▶ [Problem]: Within the data below, state how many lines contain the string "Wartość". Provide the number only.

▶ [Records]:
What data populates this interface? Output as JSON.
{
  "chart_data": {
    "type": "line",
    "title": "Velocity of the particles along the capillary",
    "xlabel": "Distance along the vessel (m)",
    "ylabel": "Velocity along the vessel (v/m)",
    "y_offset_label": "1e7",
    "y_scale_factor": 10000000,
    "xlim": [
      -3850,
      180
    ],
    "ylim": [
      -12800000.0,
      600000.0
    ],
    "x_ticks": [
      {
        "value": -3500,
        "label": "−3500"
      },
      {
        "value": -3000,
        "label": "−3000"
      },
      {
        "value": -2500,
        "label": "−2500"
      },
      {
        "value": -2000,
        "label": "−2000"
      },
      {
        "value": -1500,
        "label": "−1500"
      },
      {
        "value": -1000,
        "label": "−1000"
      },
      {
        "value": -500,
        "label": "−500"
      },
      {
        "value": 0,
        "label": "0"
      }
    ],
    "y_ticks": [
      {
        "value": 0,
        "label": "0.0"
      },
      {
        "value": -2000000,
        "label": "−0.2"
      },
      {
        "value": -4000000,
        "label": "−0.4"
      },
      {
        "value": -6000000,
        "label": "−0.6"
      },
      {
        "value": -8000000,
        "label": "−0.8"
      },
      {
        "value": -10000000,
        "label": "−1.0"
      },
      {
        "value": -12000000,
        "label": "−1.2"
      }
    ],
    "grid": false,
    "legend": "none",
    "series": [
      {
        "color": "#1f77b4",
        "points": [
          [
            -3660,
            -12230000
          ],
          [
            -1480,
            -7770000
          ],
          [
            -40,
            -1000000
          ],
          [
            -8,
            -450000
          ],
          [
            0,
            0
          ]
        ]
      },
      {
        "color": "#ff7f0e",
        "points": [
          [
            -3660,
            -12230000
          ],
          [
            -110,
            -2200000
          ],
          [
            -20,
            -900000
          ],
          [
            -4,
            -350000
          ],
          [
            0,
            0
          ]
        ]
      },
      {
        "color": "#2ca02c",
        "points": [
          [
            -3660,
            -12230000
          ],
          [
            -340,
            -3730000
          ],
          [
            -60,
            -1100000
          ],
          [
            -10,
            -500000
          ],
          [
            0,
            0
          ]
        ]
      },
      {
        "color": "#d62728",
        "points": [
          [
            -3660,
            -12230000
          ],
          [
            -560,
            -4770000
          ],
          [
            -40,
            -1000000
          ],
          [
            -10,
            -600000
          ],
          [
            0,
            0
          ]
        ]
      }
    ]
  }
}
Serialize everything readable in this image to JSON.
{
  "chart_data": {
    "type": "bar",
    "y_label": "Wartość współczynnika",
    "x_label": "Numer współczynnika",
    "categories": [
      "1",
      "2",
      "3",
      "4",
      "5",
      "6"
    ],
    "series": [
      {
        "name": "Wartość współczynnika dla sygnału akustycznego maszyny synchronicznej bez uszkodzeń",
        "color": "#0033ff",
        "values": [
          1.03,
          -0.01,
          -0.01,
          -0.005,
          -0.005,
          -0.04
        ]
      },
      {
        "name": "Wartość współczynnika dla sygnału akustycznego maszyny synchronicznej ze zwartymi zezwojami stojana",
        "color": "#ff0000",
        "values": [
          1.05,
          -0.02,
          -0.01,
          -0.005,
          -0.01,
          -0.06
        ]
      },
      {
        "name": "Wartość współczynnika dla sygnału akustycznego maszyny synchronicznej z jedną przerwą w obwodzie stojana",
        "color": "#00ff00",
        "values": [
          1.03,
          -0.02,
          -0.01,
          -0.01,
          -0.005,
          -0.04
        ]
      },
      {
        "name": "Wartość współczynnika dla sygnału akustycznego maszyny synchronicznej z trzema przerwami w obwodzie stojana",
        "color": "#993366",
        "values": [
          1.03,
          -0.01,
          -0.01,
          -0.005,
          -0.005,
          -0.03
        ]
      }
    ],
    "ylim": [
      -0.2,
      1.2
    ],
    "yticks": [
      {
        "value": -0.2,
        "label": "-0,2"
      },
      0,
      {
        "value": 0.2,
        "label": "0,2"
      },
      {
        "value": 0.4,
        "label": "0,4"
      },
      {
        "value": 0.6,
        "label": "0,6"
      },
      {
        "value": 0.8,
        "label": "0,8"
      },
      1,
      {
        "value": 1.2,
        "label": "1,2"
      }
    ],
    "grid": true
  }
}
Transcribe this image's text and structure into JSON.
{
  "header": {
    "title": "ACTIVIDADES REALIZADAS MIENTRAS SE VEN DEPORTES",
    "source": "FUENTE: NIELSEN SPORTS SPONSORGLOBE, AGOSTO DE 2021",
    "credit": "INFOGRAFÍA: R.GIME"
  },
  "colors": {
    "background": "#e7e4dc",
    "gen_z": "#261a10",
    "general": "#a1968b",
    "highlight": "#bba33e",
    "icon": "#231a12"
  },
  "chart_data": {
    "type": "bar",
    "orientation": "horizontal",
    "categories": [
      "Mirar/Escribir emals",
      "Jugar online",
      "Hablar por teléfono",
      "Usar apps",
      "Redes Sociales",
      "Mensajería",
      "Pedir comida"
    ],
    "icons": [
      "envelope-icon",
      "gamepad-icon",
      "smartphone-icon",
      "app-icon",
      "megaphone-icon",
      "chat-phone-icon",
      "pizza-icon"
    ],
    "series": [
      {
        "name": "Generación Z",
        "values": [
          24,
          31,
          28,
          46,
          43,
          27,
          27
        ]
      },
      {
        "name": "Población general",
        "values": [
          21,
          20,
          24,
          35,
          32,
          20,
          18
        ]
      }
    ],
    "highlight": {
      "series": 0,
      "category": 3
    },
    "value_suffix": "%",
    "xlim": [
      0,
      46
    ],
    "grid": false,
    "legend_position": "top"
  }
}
* * *
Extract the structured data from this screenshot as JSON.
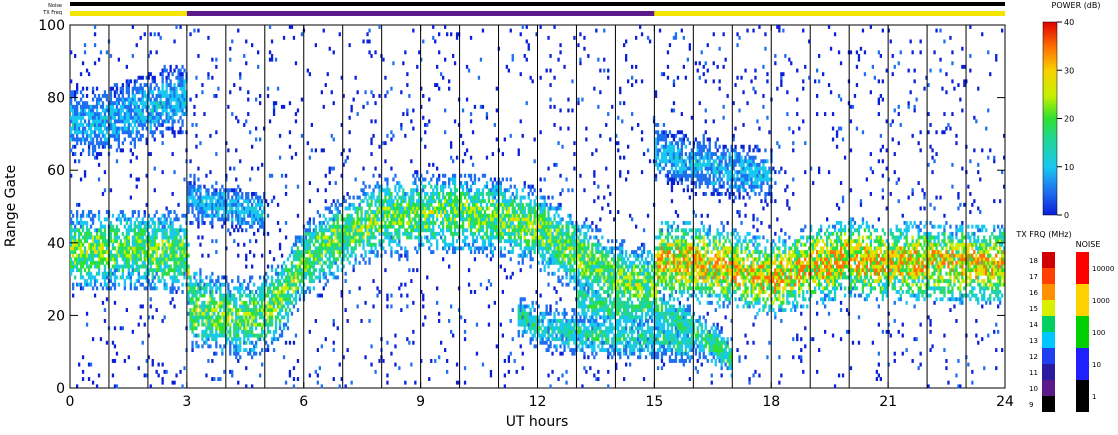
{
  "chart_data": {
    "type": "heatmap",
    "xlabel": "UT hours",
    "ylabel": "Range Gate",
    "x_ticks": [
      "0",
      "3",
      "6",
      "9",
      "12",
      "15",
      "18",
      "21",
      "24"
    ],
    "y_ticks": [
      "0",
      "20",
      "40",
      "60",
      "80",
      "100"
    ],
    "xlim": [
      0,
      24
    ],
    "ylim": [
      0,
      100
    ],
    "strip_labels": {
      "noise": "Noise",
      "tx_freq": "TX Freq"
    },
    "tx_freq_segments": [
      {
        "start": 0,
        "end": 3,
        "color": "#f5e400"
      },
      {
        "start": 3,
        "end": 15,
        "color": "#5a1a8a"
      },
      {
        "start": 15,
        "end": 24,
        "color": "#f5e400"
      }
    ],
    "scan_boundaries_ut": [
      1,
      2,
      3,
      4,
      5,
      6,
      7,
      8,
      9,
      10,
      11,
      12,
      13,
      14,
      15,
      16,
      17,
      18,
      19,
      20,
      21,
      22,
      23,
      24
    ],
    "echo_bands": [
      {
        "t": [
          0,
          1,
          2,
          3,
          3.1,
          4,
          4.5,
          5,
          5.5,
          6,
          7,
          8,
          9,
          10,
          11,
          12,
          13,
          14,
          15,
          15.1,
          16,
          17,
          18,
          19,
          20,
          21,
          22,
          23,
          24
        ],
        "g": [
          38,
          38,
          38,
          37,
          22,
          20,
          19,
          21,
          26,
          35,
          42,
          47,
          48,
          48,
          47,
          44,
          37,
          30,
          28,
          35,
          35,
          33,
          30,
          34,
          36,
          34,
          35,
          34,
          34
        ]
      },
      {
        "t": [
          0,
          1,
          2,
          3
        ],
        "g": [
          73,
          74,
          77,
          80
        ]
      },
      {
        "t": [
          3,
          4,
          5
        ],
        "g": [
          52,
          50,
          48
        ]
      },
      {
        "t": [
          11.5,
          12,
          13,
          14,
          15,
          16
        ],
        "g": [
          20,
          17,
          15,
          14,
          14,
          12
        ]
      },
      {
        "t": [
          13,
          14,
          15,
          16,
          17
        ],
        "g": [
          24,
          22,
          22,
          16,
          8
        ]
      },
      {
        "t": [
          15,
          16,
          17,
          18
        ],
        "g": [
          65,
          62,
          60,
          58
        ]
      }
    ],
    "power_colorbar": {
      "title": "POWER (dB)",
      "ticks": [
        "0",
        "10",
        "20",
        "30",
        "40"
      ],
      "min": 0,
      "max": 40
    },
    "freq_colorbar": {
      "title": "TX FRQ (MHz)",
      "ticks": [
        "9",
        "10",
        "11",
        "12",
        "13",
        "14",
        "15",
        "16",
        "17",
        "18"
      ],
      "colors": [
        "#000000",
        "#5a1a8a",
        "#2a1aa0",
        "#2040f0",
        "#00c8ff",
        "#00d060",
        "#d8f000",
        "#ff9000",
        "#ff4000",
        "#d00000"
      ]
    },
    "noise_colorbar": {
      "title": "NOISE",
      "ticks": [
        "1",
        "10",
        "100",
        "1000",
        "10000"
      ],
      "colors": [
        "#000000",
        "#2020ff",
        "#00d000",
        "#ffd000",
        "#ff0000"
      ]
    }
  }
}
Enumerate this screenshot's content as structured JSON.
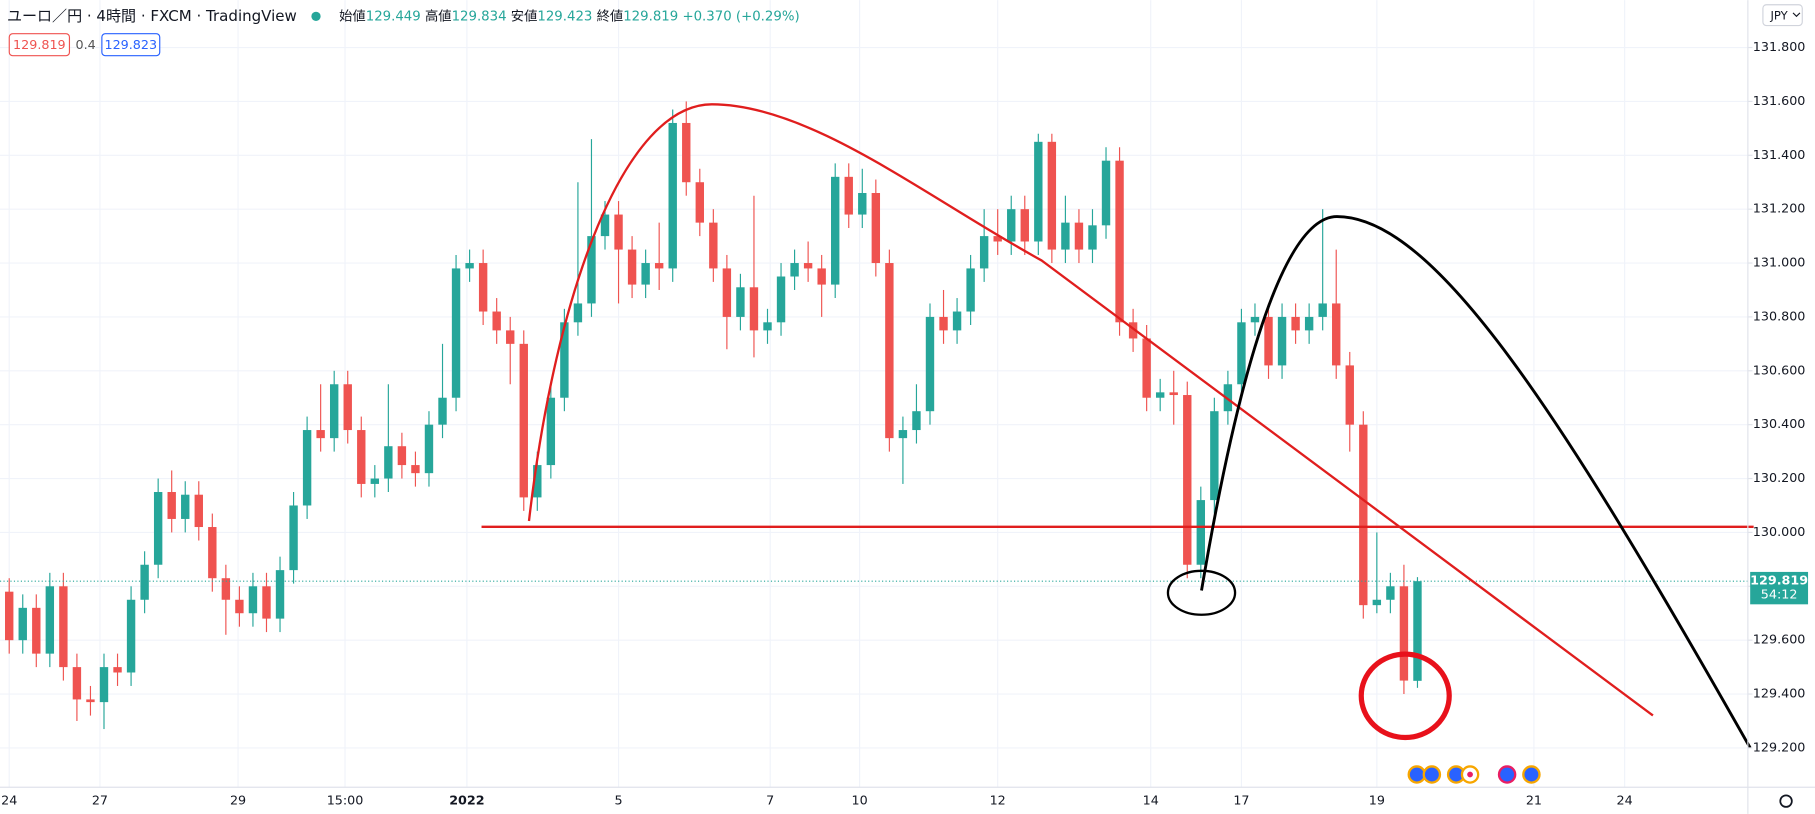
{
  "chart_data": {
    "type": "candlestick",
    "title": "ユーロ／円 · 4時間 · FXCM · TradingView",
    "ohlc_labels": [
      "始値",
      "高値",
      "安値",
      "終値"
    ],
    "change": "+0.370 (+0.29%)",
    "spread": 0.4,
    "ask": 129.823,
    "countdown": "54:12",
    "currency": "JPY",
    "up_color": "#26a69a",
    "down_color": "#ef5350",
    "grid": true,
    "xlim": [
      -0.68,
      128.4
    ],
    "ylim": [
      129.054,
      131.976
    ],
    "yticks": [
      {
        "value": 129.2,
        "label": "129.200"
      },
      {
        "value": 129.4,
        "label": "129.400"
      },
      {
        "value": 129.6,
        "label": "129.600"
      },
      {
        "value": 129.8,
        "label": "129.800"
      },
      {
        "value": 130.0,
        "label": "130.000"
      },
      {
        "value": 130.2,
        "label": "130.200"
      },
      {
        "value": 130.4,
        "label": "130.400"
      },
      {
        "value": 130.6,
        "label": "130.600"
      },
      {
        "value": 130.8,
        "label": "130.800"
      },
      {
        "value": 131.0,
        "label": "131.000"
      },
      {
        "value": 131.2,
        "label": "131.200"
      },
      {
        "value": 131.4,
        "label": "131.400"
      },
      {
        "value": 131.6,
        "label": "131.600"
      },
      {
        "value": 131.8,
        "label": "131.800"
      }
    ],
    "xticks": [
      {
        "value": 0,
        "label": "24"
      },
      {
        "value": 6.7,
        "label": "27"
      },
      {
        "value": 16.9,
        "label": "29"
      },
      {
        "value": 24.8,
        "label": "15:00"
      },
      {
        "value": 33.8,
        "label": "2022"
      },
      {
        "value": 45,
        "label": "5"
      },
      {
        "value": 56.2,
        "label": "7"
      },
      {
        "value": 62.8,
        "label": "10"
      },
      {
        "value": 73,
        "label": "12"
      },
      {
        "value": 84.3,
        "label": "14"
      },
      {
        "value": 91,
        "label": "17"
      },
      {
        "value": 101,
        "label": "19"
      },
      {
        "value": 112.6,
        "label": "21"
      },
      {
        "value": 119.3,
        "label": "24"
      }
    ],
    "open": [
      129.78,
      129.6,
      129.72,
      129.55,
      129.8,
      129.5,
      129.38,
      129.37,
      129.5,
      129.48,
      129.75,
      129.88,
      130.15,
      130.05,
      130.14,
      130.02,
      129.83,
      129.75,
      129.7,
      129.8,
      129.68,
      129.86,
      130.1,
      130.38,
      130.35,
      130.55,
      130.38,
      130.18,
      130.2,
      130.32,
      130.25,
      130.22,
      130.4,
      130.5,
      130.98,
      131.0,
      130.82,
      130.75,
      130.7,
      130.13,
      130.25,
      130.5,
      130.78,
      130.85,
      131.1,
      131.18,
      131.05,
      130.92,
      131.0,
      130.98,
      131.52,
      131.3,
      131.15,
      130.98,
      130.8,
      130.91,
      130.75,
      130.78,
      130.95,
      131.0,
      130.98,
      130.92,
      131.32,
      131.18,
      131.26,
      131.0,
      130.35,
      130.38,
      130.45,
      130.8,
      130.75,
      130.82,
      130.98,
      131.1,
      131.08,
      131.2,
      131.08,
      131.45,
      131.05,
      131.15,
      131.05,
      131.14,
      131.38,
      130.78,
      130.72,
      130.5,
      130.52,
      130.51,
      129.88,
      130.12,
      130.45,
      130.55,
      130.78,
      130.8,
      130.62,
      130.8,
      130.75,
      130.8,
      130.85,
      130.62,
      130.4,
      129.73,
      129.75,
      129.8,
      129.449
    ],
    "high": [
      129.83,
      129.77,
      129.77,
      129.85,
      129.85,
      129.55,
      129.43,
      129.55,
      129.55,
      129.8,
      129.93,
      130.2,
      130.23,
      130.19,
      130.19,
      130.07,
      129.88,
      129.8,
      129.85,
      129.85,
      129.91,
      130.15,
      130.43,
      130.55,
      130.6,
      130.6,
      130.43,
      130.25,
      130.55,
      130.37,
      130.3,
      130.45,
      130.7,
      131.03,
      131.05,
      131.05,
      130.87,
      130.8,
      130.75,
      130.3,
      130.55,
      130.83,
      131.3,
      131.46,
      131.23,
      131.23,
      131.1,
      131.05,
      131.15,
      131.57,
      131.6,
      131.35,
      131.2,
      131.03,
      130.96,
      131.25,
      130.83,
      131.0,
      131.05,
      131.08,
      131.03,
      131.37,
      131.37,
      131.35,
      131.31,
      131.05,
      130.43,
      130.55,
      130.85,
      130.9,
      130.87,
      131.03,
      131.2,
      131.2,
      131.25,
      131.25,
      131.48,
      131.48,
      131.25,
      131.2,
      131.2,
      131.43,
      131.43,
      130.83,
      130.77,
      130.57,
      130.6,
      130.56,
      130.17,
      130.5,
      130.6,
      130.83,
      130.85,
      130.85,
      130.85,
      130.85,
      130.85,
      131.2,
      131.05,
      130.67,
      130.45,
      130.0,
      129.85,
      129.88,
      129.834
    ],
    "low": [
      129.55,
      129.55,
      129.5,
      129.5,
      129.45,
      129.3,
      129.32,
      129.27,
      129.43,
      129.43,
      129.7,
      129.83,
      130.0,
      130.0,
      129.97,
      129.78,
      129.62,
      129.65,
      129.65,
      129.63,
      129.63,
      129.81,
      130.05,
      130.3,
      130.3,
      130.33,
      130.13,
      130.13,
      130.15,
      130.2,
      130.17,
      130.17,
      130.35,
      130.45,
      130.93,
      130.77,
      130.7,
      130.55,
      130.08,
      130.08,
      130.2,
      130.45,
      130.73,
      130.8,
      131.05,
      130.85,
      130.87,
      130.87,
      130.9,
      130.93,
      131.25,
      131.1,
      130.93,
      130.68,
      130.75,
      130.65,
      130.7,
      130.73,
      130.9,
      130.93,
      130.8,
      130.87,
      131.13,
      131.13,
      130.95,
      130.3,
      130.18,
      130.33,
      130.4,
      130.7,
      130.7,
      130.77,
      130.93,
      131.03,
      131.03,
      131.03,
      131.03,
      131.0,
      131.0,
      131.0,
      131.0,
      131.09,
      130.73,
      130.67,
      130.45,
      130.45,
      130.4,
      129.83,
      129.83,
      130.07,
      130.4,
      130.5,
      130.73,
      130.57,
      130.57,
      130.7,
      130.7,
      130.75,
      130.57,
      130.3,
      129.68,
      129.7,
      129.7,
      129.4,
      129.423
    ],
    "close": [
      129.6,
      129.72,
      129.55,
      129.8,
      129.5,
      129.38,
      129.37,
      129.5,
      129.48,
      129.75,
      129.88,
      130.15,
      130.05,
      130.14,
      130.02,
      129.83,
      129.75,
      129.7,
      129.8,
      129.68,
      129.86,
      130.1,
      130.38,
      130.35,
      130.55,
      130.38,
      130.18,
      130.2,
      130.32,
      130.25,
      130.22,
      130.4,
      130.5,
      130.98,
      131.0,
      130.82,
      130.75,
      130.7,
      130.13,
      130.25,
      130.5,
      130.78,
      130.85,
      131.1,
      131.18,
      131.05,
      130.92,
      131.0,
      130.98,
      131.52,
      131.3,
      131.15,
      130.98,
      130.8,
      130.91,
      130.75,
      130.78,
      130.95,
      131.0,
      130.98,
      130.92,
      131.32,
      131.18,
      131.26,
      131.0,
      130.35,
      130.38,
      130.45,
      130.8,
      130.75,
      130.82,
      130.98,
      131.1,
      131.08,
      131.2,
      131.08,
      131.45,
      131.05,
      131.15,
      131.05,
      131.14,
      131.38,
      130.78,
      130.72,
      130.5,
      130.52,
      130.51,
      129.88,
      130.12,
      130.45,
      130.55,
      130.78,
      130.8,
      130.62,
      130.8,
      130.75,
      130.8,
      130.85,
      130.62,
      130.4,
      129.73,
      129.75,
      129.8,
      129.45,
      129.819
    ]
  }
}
* * *
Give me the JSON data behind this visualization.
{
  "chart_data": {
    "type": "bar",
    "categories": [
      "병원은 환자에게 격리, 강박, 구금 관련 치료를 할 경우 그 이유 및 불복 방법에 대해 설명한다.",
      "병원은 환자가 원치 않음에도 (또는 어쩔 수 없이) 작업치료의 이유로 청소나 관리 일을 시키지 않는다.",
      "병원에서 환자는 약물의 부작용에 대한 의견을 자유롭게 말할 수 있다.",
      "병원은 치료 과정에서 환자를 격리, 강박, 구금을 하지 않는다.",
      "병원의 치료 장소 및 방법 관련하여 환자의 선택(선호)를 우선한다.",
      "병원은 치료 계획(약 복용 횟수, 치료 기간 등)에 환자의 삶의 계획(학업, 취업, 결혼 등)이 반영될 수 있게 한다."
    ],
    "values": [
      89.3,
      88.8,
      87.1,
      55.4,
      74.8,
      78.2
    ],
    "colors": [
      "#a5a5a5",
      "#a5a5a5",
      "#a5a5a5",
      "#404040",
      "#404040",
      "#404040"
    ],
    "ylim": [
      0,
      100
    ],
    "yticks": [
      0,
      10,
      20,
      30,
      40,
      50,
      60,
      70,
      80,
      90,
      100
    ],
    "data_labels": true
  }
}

▶ [Solution for this exercise]: 5